What's needed is an exact copy of the lines from the one that contains "Convert this document image to plain text." to the end of the data below, leaving the pictures out.

****************************************

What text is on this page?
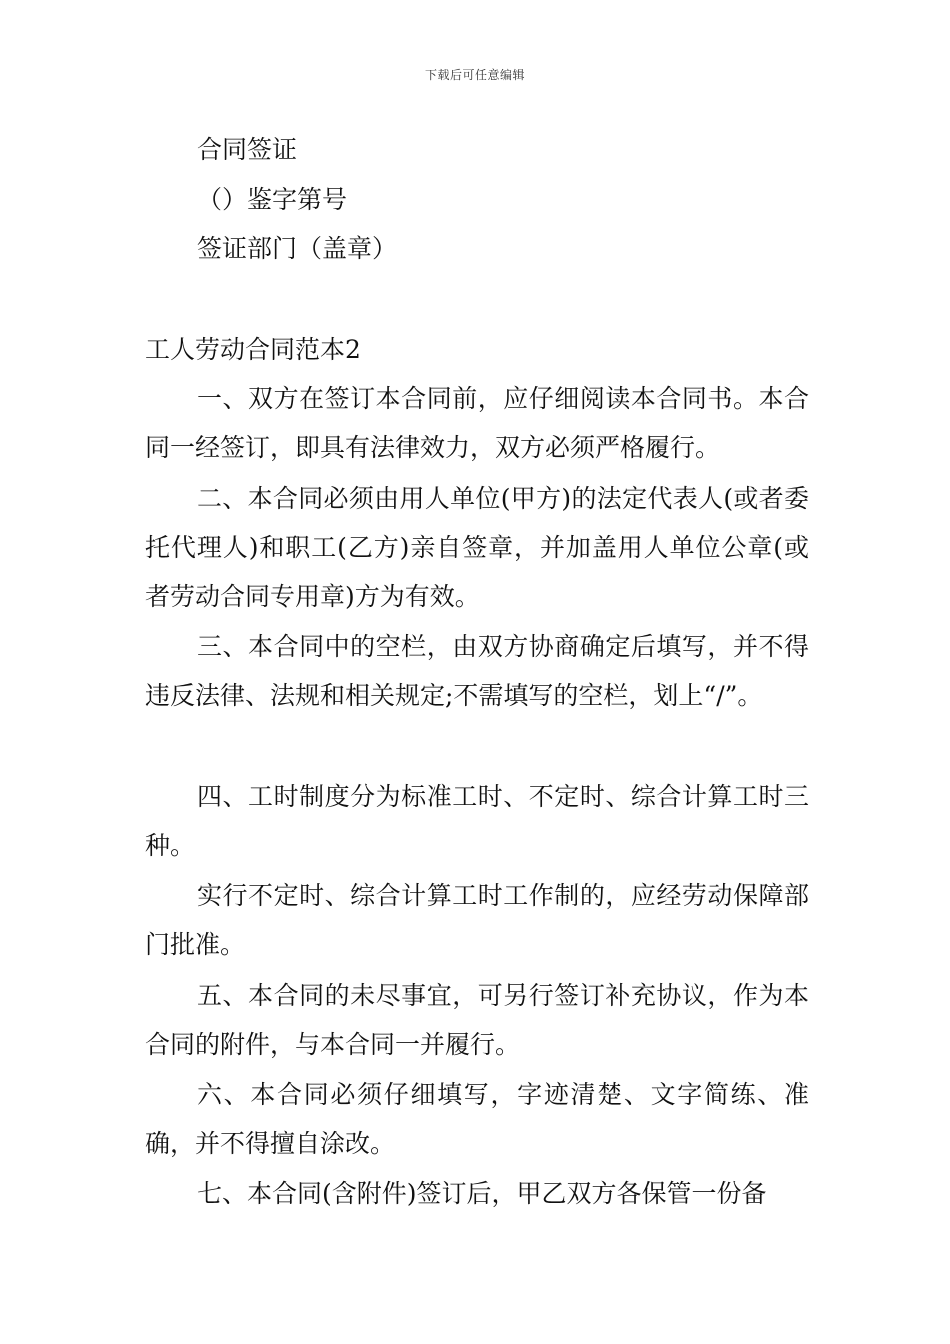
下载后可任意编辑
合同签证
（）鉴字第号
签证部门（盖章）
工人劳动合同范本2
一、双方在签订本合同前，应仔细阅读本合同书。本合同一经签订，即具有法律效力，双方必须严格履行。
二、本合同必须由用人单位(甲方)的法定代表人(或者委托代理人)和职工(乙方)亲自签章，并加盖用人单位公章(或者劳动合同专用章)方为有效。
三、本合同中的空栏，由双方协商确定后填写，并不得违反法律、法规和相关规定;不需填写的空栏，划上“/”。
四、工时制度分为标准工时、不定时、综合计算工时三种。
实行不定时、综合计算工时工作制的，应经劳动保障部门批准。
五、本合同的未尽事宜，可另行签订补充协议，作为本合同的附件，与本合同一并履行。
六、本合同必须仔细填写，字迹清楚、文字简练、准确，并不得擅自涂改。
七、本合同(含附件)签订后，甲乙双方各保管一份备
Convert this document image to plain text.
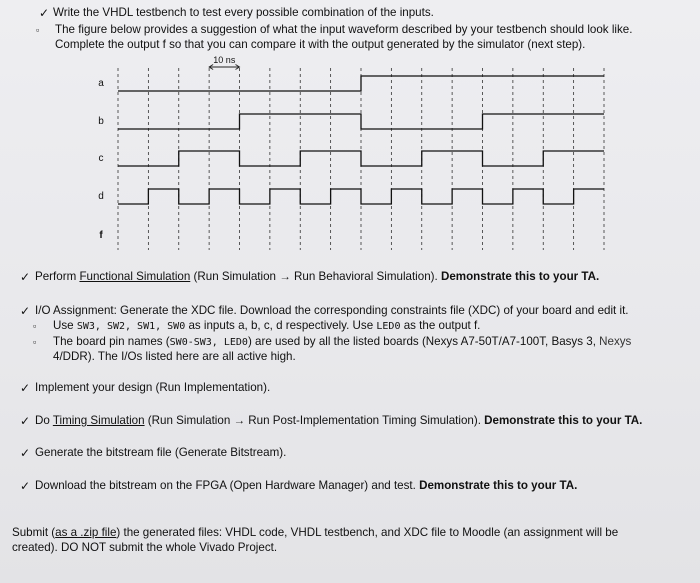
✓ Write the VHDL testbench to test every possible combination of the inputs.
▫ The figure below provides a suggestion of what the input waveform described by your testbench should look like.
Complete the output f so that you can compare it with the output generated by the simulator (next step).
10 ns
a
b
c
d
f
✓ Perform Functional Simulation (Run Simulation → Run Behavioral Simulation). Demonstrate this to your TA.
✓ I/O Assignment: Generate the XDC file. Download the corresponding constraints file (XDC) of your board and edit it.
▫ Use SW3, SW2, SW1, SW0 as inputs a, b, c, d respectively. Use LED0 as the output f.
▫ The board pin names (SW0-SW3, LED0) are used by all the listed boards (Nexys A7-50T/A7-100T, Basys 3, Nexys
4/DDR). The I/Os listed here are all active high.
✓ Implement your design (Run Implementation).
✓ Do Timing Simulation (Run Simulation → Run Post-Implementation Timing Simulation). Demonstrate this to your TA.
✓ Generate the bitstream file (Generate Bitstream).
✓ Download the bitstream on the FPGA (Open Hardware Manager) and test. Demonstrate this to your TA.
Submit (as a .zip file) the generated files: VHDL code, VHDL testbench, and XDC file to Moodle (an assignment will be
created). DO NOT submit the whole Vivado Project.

****************************************

**FULL ANSWER**:
Convert this document image to plain text.
✓ Write the VHDL testbench to test every possible combination of the inputs.
▫ The figure below provides a suggestion of what the input waveform described by your testbench should look like.
Complete the output f so that you can compare it with the output generated by the simulator (next step).
10 ns
a
b
c
d
f
✓ Perform Functional Simulation (Run Simulation → Run Behavioral Simulation). Demonstrate this to your TA.
✓ I/O Assignment: Generate the XDC file. Download the corresponding constraints file (XDC) of your board and edit it.
▫ Use SW3, SW2, SW1, SW0 as inputs a, b, c, d respectively. Use LED0 as the output f.
▫ The board pin names (SW0-SW3, LED0) are used by all the listed boards (Nexys A7-50T/A7-100T, Basys 3, Nexys
4/DDR). The I/Os listed here are all active high.
✓ Implement your design (Run Implementation).
✓ Do Timing Simulation (Run Simulation → Run Post-Implementation Timing Simulation). Demonstrate this to your TA.
✓ Generate the bitstream file (Generate Bitstream).
✓ Download the bitstream on the FPGA (Open Hardware Manager) and test. Demonstrate this to your TA.
Submit (as a .zip file) the generated files: VHDL code, VHDL testbench, and XDC file to Moodle (an assignment will be
created). DO NOT submit the whole Vivado Project.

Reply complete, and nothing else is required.